- Task objective -
Copy each line that contains the string "false".

== Raw data

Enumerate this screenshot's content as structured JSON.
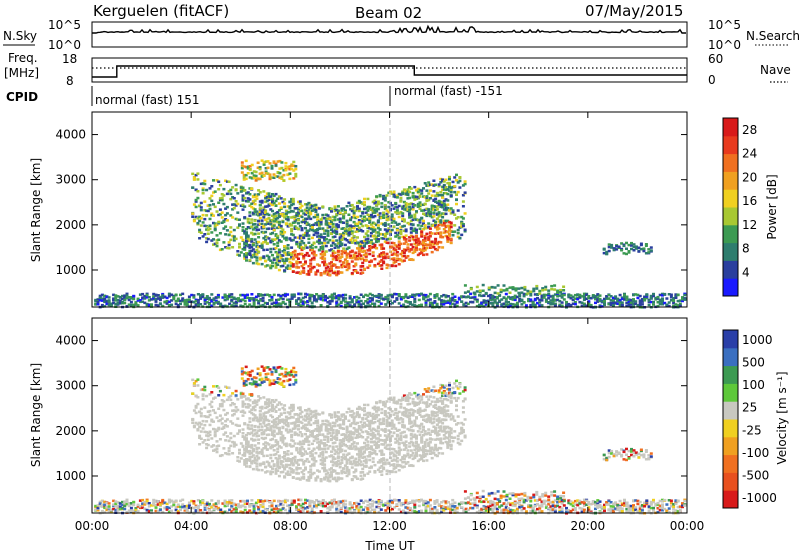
{
  "header": {
    "station_label": "Kerguelen (fitACF)",
    "beam_label": "Beam 02",
    "date_label": "07/May/2015"
  },
  "summary": {
    "nsky_label": "N.Sky",
    "nsky_ticks": [
      "10^5",
      "10^0"
    ],
    "nsearch_label": "N.Search",
    "nsearch_ticks": [
      "10^5",
      "10^0"
    ],
    "freq_label": "Freq.",
    "freq_unit": "[MHz]",
    "freq_ticks": [
      "18",
      "8"
    ],
    "nave_label": "Nave",
    "nave_ticks": [
      "60",
      "0"
    ],
    "cpid_label": "CPID",
    "cpid_segments": [
      {
        "text": "normal (fast) 151",
        "start_hour": 0,
        "end_hour": 12
      },
      {
        "text": "normal (fast) -151",
        "start_hour": 12,
        "end_hour": 24
      }
    ]
  },
  "chart_data": [
    {
      "type": "heatmap",
      "quantity": "Power",
      "ylabel": "Slant Range [km]",
      "xlim": [
        0,
        24
      ],
      "ylim": [
        180,
        4500
      ],
      "yticks": [
        "1000",
        "2000",
        "3000",
        "4000"
      ],
      "colorbar_label": "Power [dB]",
      "colorbar_ticks": [
        "4",
        "8",
        "12",
        "16",
        "20",
        "24",
        "28"
      ],
      "colorbar_range": [
        0,
        30
      ],
      "colors": [
        "#1a1aff",
        "#2a3f9e",
        "#2e7d6e",
        "#3c9a52",
        "#a8c832",
        "#f0d020",
        "#f0a020",
        "#f07020",
        "#e83a1e",
        "#d81a1a"
      ]
    },
    {
      "type": "heatmap",
      "quantity": "Velocity",
      "ylabel": "Slant Range [km]",
      "xlabel": "Time UT",
      "xlim": [
        0,
        24
      ],
      "ylim": [
        180,
        4500
      ],
      "yticks": [
        "1000",
        "2000",
        "3000",
        "4000"
      ],
      "xticks": [
        "00:00",
        "04:00",
        "08:00",
        "12:00",
        "16:00",
        "20:00",
        "00:00"
      ],
      "colorbar_label": "Velocity [m s⁻¹]",
      "colorbar_ticks": [
        "1000",
        "500",
        "100",
        "25",
        "-25",
        "-100",
        "-500",
        "-1000"
      ],
      "ground_scatter_color": "#c8c8c0",
      "colors": [
        "#2a3fa8",
        "#3a6fc0",
        "#3c9a52",
        "#5ec83a",
        "#c8c8c0",
        "#f0d020",
        "#f0a020",
        "#f07020",
        "#e8501e",
        "#d81a1a"
      ]
    }
  ]
}
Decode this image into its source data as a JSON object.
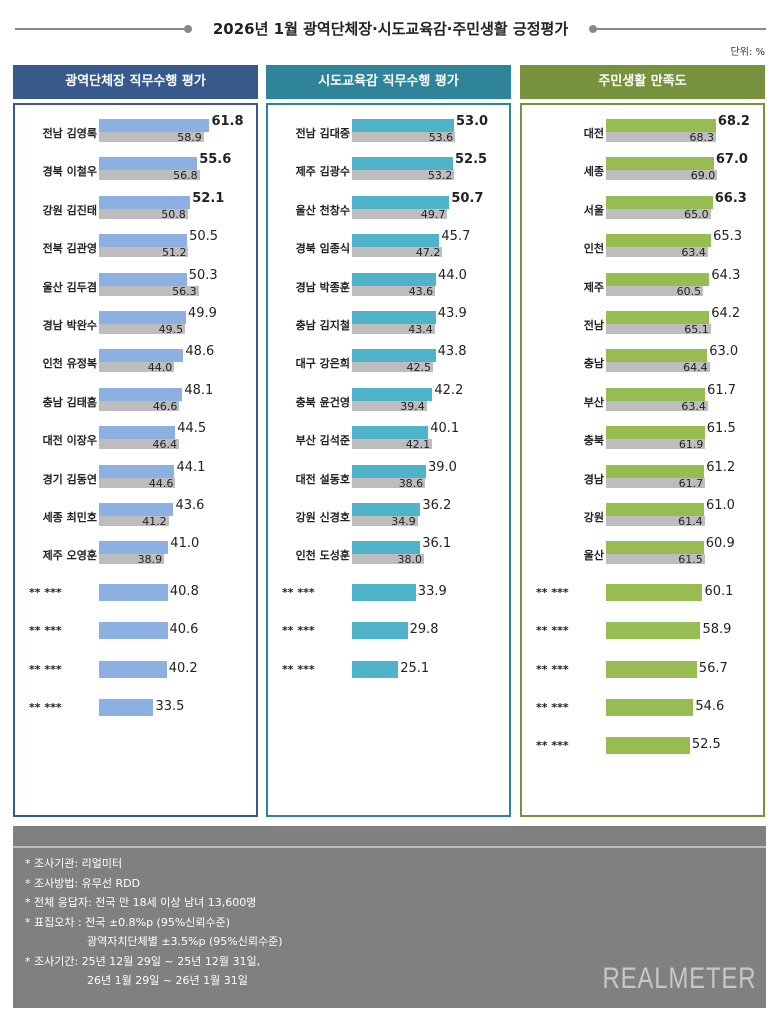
{
  "title": "2026년 1월 광역단체장·시도교육감·주민생활 긍정평가",
  "unit": "단위: %",
  "colors": {
    "panel1_head": "#37598c",
    "panel2_head": "#2f8499",
    "panel3_head": "#77923d",
    "panel1_bar": "#8db0e3",
    "panel2_bar": "#4fb3ca",
    "panel3_bar": "#97bd52",
    "prev_bar": "#bdbdbd"
  },
  "chart_data": [
    {
      "type": "bar",
      "title": "광역단체장 직무수행 평가",
      "categories": [
        "전남 김영록",
        "경북 이철우",
        "강원 김진태",
        "전북 김관영",
        "울산 김두겸",
        "경남 박완수",
        "인천 유정복",
        "충남 김태흠",
        "대전 이장우",
        "경기 김동연",
        "세종 최민호",
        "제주 오영훈",
        "** ***",
        "** ***",
        "** ***",
        "** ***"
      ],
      "values": [
        61.8,
        55.6,
        52.1,
        50.5,
        50.3,
        49.9,
        48.6,
        48.1,
        44.5,
        44.1,
        43.6,
        41.0,
        40.8,
        40.6,
        40.2,
        33.5
      ],
      "previous": [
        58.9,
        56.8,
        50.8,
        51.2,
        56.3,
        49.5,
        44.0,
        46.6,
        46.4,
        44.6,
        41.2,
        38.9,
        null,
        null,
        null,
        null
      ]
    },
    {
      "type": "bar",
      "title": "시도교육감 직무수행 평가",
      "categories": [
        "전남 김대중",
        "제주 김광수",
        "울산 천창수",
        "경북 임종식",
        "경남 박종훈",
        "충남 김지철",
        "대구 강은희",
        "충북 윤건영",
        "부산 김석준",
        "대전 설동호",
        "강원 신경호",
        "인천 도성훈",
        "** ***",
        "** ***",
        "** ***"
      ],
      "values": [
        53.0,
        52.5,
        50.7,
        45.7,
        44.0,
        43.9,
        43.8,
        42.2,
        40.1,
        39.0,
        36.2,
        36.1,
        33.9,
        29.8,
        25.1
      ],
      "previous": [
        53.6,
        53.2,
        49.7,
        47.2,
        43.6,
        43.4,
        42.5,
        39.4,
        42.1,
        38.6,
        34.9,
        38.0,
        null,
        null,
        null
      ]
    },
    {
      "type": "bar",
      "title": "주민생활 만족도",
      "categories": [
        "대전",
        "세종",
        "서울",
        "인천",
        "제주",
        "전남",
        "충남",
        "부산",
        "충북",
        "경남",
        "강원",
        "울산",
        "** ***",
        "** ***",
        "** ***",
        "** ***",
        "** ***"
      ],
      "values": [
        68.2,
        67.0,
        66.3,
        65.3,
        64.3,
        64.2,
        63.0,
        61.7,
        61.5,
        61.2,
        61.0,
        60.9,
        60.1,
        58.9,
        56.7,
        54.6,
        52.5
      ],
      "previous": [
        68.3,
        69.0,
        65.0,
        63.4,
        60.5,
        65.1,
        64.4,
        63.4,
        61.9,
        61.7,
        61.4,
        61.5,
        null,
        null,
        null,
        null,
        null
      ]
    }
  ],
  "footer": {
    "notes": [
      "* 조사기관: 리얼미터",
      "* 조사방법: 유무선 RDD",
      "* 전체 응답자: 전국 만 18세 이상 남녀 13,600명",
      "* 표집오차 : 전국  ±0.8%p (95%신뢰수준)",
      "광역자치단체별  ±3.5%p (95%신뢰수준)",
      "* 조사기간: 25년 12월 29일 ~ 25년 12월 31일,",
      "26년 1월 29일 ~ 26년 1월 31일"
    ],
    "logo": "REALMETER"
  }
}
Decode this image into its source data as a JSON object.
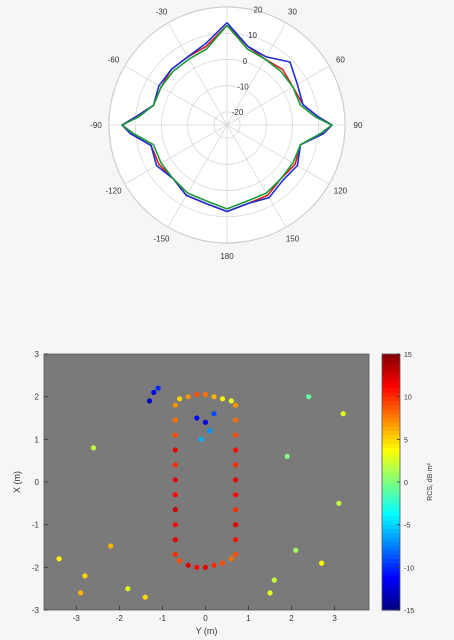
{
  "chart_data": [
    {
      "type": "polar-line",
      "title": "",
      "theta_labels": [
        "0",
        "30",
        "60",
        "90",
        "120",
        "150",
        "180",
        "-150",
        "-120",
        "-90",
        "-60",
        "-30"
      ],
      "radial_ticks": [
        -20,
        -10,
        0,
        10,
        20
      ],
      "radial_tick_labels": [
        "-20",
        "-10",
        "0",
        "10",
        "20"
      ],
      "rlim": [
        -25,
        20
      ],
      "series": [
        {
          "color": "#d62020",
          "theta_deg": [
            0,
            15,
            30,
            45,
            60,
            75,
            85,
            90,
            95,
            105,
            120,
            135,
            150,
            165,
            180,
            -165,
            -150,
            -135,
            -120,
            -105,
            -95,
            -90,
            -85,
            -75,
            -60,
            -45,
            -30,
            -15,
            0
          ],
          "values": [
            13,
            6,
            4,
            5,
            4,
            5,
            10,
            15,
            12,
            4,
            5,
            4,
            6,
            6,
            8,
            6,
            6,
            4,
            5,
            5,
            12,
            15,
            10,
            4,
            4,
            5,
            5,
            6,
            13
          ]
        },
        {
          "color": "#2030d0",
          "theta_deg": [
            0,
            15,
            30,
            45,
            60,
            75,
            85,
            90,
            95,
            105,
            120,
            135,
            150,
            165,
            180,
            -165,
            -150,
            -135,
            -120,
            -105,
            -95,
            -90,
            -85,
            -75,
            -60,
            -45,
            -30,
            -15,
            0
          ],
          "values": [
            14,
            6,
            5,
            9,
            6,
            5,
            10,
            15,
            12,
            4,
            6,
            5,
            7,
            6,
            8,
            6,
            6,
            4,
            6,
            5,
            12,
            15,
            10,
            4,
            5,
            5,
            5,
            7,
            14
          ]
        },
        {
          "color": "#1a9a3a",
          "theta_deg": [
            0,
            15,
            30,
            45,
            60,
            75,
            85,
            90,
            95,
            105,
            120,
            135,
            150,
            165,
            180,
            -165,
            -150,
            -135,
            -120,
            -105,
            -95,
            -90,
            -85,
            -75,
            -60,
            -45,
            -30,
            -15,
            0
          ],
          "values": [
            13,
            5,
            4,
            4,
            4,
            4,
            9,
            15,
            11,
            4,
            4,
            4,
            5,
            5,
            7,
            5,
            5,
            4,
            4,
            4,
            11,
            15,
            9,
            4,
            4,
            4,
            4,
            5,
            13
          ]
        }
      ]
    },
    {
      "type": "scatter",
      "title": "",
      "xlabel": "Y (m)",
      "ylabel": "X (m)",
      "xlim": [
        -3.75,
        3.8
      ],
      "ylim": [
        -3,
        3
      ],
      "x_ticks": [
        -3,
        -2,
        -1,
        0,
        1,
        2,
        3
      ],
      "x_tick_labels": [
        "-3",
        "-2",
        "-1",
        "0",
        "1",
        "2",
        "3"
      ],
      "y_ticks": [
        -3,
        -2,
        -1,
        0,
        1,
        2,
        3
      ],
      "y_tick_labels": [
        "-3",
        "-2",
        "-1",
        "0",
        "1",
        "2",
        "3"
      ],
      "background": "#7a7a7a",
      "colorbar": {
        "label": "RCS, dB·m²",
        "min": -15,
        "max": 15,
        "ticks": [
          -15,
          -10,
          -5,
          0,
          5,
          10,
          15
        ],
        "tick_labels": [
          "-15",
          "-10",
          "-5",
          "0",
          "5",
          "10",
          "15"
        ]
      },
      "series": [
        {
          "x": [
            -0.7,
            -0.7,
            -0.7,
            -0.7,
            -0.7,
            -0.7,
            -0.7,
            -0.7,
            -0.7,
            -0.7,
            -0.7,
            0.7,
            0.7,
            0.7,
            0.7,
            0.7,
            0.7,
            0.7,
            0.7,
            0.7,
            0.7,
            0.7,
            -0.6,
            -0.4,
            -0.2,
            0.0,
            0.2,
            0.4,
            0.6,
            -0.6,
            -0.4,
            -0.2,
            0.0,
            0.2,
            0.4,
            0.6
          ],
          "y": [
            -1.7,
            -1.35,
            -1.0,
            -0.65,
            -0.3,
            0.05,
            0.4,
            0.75,
            1.1,
            1.45,
            1.8,
            -1.7,
            -1.35,
            -1.0,
            -0.65,
            -0.3,
            0.05,
            0.4,
            0.75,
            1.1,
            1.45,
            1.8,
            1.95,
            2.0,
            2.05,
            2.05,
            2.0,
            1.95,
            1.9,
            -1.85,
            -1.95,
            -2.0,
            -2.0,
            -1.95,
            -1.9,
            -1.8
          ],
          "rcs": [
            10,
            12,
            11,
            13,
            11,
            12,
            10,
            12,
            9,
            8,
            7,
            9,
            11,
            12,
            10,
            11,
            12,
            10,
            11,
            9,
            8,
            7,
            5,
            7,
            9,
            8,
            6,
            4,
            3,
            9,
            12,
            11,
            12,
            10,
            9,
            8
          ]
        },
        {
          "x": [
            -1.2,
            -1.3,
            -1.1,
            -0.2,
            0.0,
            0.2,
            0.1,
            -0.1,
            -3.4,
            -2.8,
            -2.2,
            -1.8,
            -2.6,
            1.6,
            2.1,
            2.7,
            3.2,
            2.4,
            1.9,
            -2.9,
            -1.4,
            1.5,
            3.1
          ],
          "y": [
            2.1,
            1.9,
            2.2,
            1.5,
            1.4,
            1.6,
            1.2,
            1.0,
            -1.8,
            -2.2,
            -1.5,
            -2.5,
            0.8,
            -2.3,
            -1.6,
            -1.9,
            1.6,
            2.0,
            0.6,
            -2.6,
            -2.7,
            -2.6,
            -0.5
          ],
          "rcs": [
            -12,
            -13,
            -10,
            -11,
            -12,
            -9,
            -7,
            -6,
            4,
            5,
            6,
            3,
            2,
            2,
            1,
            4,
            3,
            -1,
            0,
            6,
            5,
            3,
            2
          ]
        }
      ]
    }
  ]
}
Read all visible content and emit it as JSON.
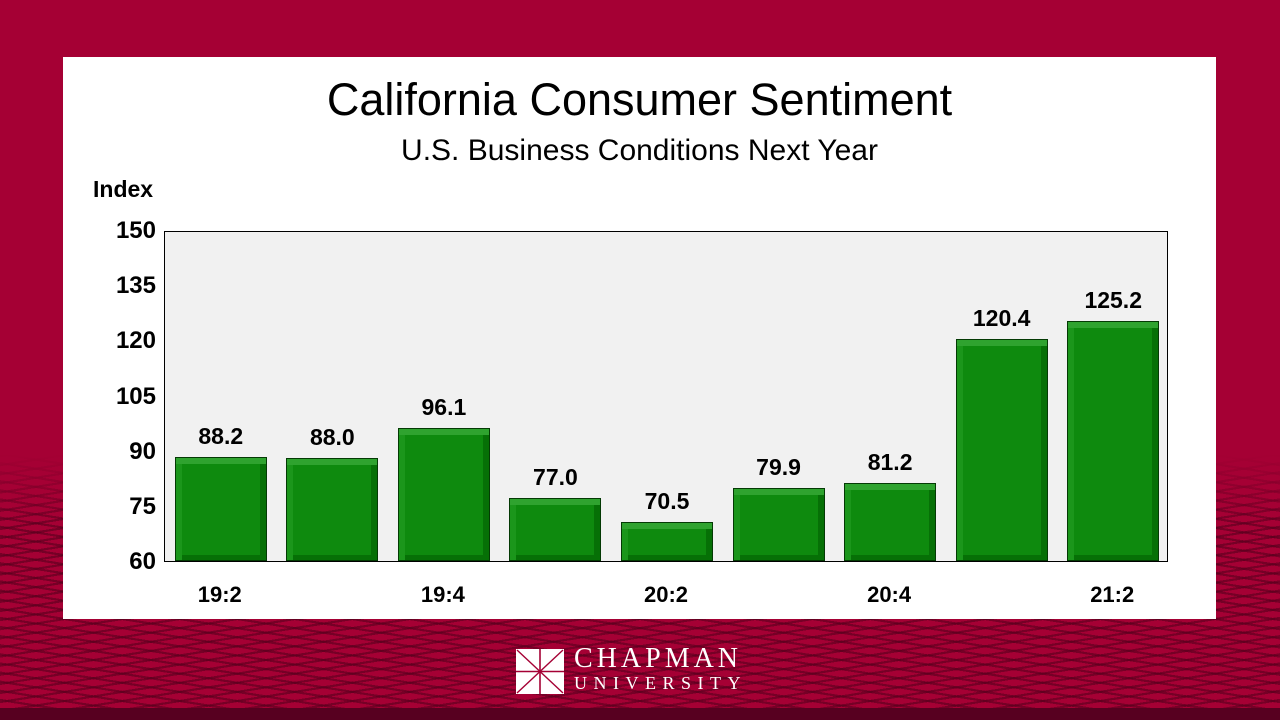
{
  "slide": {
    "title": "California Consumer Sentiment",
    "subtitle": "U.S. Business Conditions Next Year",
    "axis_title": "Index"
  },
  "chart_data": {
    "type": "bar",
    "categories": [
      "19:2",
      "",
      "19:4",
      "",
      "20:2",
      "",
      "20:4",
      "",
      "21:2"
    ],
    "values": [
      88.2,
      88.0,
      96.1,
      77.0,
      70.5,
      79.9,
      81.2,
      120.4,
      125.2
    ],
    "value_labels": [
      "88.2",
      "88.0",
      "96.1",
      "77.0",
      "70.5",
      "79.9",
      "81.2",
      "120.4",
      "125.2"
    ],
    "title": "California Consumer Sentiment",
    "subtitle": "U.S. Business Conditions Next Year",
    "xlabel": "",
    "ylabel": "Index",
    "ylim": [
      60,
      150
    ],
    "yticks": [
      150,
      135,
      120,
      105,
      90,
      75,
      60
    ],
    "grid": false,
    "legend": false
  },
  "footer": {
    "logo_line1": "CHAPMAN",
    "logo_line2": "UNIVERSITY"
  },
  "colors": {
    "background": "#A50034",
    "mesh_line": "#50001C",
    "card": "#FFFFFF",
    "plot_background": "#F1F1F1",
    "bar_green": "#0E8A0E",
    "text": "#000000",
    "logo_text": "#FFFFFF"
  }
}
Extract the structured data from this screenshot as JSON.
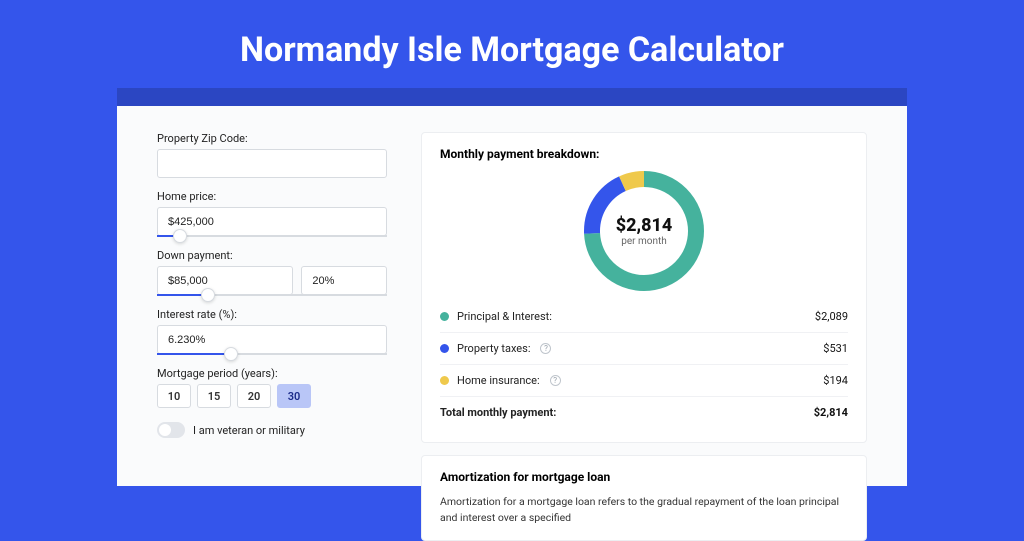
{
  "page": {
    "title": "Normandy Isle Mortgage Calculator",
    "background_color": "#3455eb",
    "shadow_color": "#2b46c2",
    "card_background": "#fafbfc"
  },
  "form": {
    "zip": {
      "label": "Property Zip Code:",
      "value": ""
    },
    "home_price": {
      "label": "Home price:",
      "value": "$425,000",
      "slider_pct": 10
    },
    "down_payment": {
      "label": "Down payment:",
      "amount": "$85,000",
      "percent": "20%",
      "slider_pct": 22
    },
    "interest_rate": {
      "label": "Interest rate (%):",
      "value": "6.230%",
      "slider_pct": 32
    },
    "period": {
      "label": "Mortgage period (years):",
      "options": [
        "10",
        "15",
        "20",
        "30"
      ],
      "selected": "30"
    },
    "veteran": {
      "label": "I am veteran or military",
      "checked": false
    }
  },
  "breakdown": {
    "title": "Monthly payment breakdown:",
    "total_amount": "$2,814",
    "total_sub": "per month",
    "chart": {
      "type": "donut",
      "circumference": 326.7,
      "slices": [
        {
          "name": "Principal & Interest",
          "color": "#45b29d",
          "portion": 0.742
        },
        {
          "name": "Property taxes",
          "color": "#3455eb",
          "portion": 0.189
        },
        {
          "name": "Home insurance",
          "color": "#efc94c",
          "portion": 0.069
        }
      ]
    },
    "legend": [
      {
        "dot": "#45b29d",
        "label": "Principal & Interest:",
        "help": false,
        "value": "$2,089"
      },
      {
        "dot": "#3455eb",
        "label": "Property taxes:",
        "help": true,
        "value": "$531"
      },
      {
        "dot": "#efc94c",
        "label": "Home insurance:",
        "help": true,
        "value": "$194"
      }
    ],
    "total_row": {
      "label": "Total monthly payment:",
      "value": "$2,814"
    }
  },
  "amortization": {
    "title": "Amortization for mortgage loan",
    "text": "Amortization for a mortgage loan refers to the gradual repayment of the loan principal and interest over a specified"
  }
}
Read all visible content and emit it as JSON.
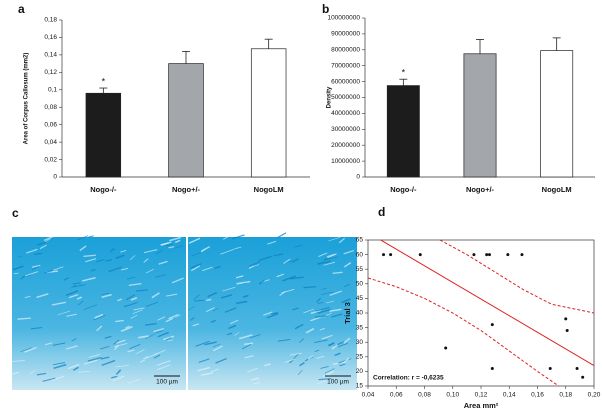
{
  "chart_data": [
    {
      "type": "bar",
      "panel": "a",
      "y_label": "Area of Corpus Callosum (mm2)",
      "categories": [
        "Nogo-/-",
        "Nogo+/-",
        "NogoLM"
      ],
      "values": [
        0.096,
        0.13,
        0.147
      ],
      "errors": [
        0.006,
        0.014,
        0.011
      ],
      "significance": [
        "*",
        null,
        null
      ],
      "colors": [
        "#1c1c1c",
        "#a3a7ab",
        "#ffffff"
      ],
      "ylim": [
        0,
        0.18
      ],
      "yticks": [
        0,
        {
          "value": 0.02,
          "label": "0,02"
        },
        {
          "value": 0.04,
          "label": "0,04"
        },
        {
          "value": 0.06,
          "label": "0,06"
        },
        {
          "value": 0.08,
          "label": "0,08"
        },
        {
          "value": 0.1,
          "label": "0,1"
        },
        {
          "value": 0.12,
          "label": "0,12"
        },
        {
          "value": 0.14,
          "label": "0,14"
        },
        {
          "value": 0.16,
          "label": "0,16"
        },
        {
          "value": 0.18,
          "label": "0,18"
        }
      ]
    },
    {
      "type": "bar",
      "panel": "b",
      "y_label": "Density",
      "categories": [
        "Nogo-/-",
        "Nogo+/-",
        "NogoLM"
      ],
      "values": [
        57500000,
        77500000,
        79500000
      ],
      "errors": [
        4000000,
        9000000,
        8000000
      ],
      "significance": [
        "*",
        null,
        null
      ],
      "colors": [
        "#1c1c1c",
        "#a3a7ab",
        "#ffffff"
      ],
      "ylim": [
        0,
        100000000
      ],
      "yticks": [
        0,
        10000000,
        20000000,
        30000000,
        40000000,
        50000000,
        60000000,
        70000000,
        80000000,
        90000000,
        100000000
      ]
    },
    {
      "type": "image",
      "panel": "c",
      "scale_bars": [
        "100 µm",
        "100 µm"
      ]
    },
    {
      "type": "scatter",
      "panel": "d",
      "x_label": "Area mm²",
      "y_label": "Trial 3",
      "annotation": "Correlation: r = -0,6235",
      "x": [
        0.051,
        0.056,
        0.077,
        0.115,
        0.124,
        0.126,
        0.139,
        0.149,
        0.095,
        0.128,
        0.128,
        0.18,
        0.181,
        0.169,
        0.188,
        0.192
      ],
      "y": [
        60,
        60,
        60,
        60,
        60,
        60,
        60,
        60,
        28,
        36,
        21,
        38,
        34,
        21,
        21,
        18
      ],
      "color": "#111111",
      "line_color": "#e02020",
      "fit": {
        "x": [
          0.049,
          0.2
        ],
        "y": [
          65,
          22
        ]
      },
      "upper": {
        "x": [
          0.091,
          0.11,
          0.13,
          0.15,
          0.17,
          0.2
        ],
        "y": [
          65,
          60,
          54,
          48,
          43,
          40
        ]
      },
      "lower": {
        "x": [
          0.04,
          0.06,
          0.08,
          0.1,
          0.12,
          0.14,
          0.16,
          0.175
        ],
        "y": [
          52,
          49,
          45,
          40,
          34,
          27,
          20,
          15
        ]
      },
      "xlim": [
        0.04,
        0.2
      ],
      "ylim": [
        15,
        65
      ],
      "xticks": [
        {
          "value": 0.04,
          "label": "0,04"
        },
        {
          "value": 0.06,
          "label": "0,06"
        },
        {
          "value": 0.08,
          "label": "0,08"
        },
        {
          "value": 0.1,
          "label": "0,10"
        },
        {
          "value": 0.12,
          "label": "0,12"
        },
        {
          "value": 0.14,
          "label": "0,14"
        },
        {
          "value": 0.16,
          "label": "0,16"
        },
        {
          "value": 0.18,
          "label": "0,18"
        },
        {
          "value": 0.2,
          "label": "0,20"
        }
      ],
      "yticks": [
        15,
        20,
        25,
        30,
        35,
        40,
        45,
        50,
        55,
        60,
        65
      ]
    }
  ]
}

====

- Output of the task -
    "grid": false,
    "legend": false
      "checked": false
        "help": false,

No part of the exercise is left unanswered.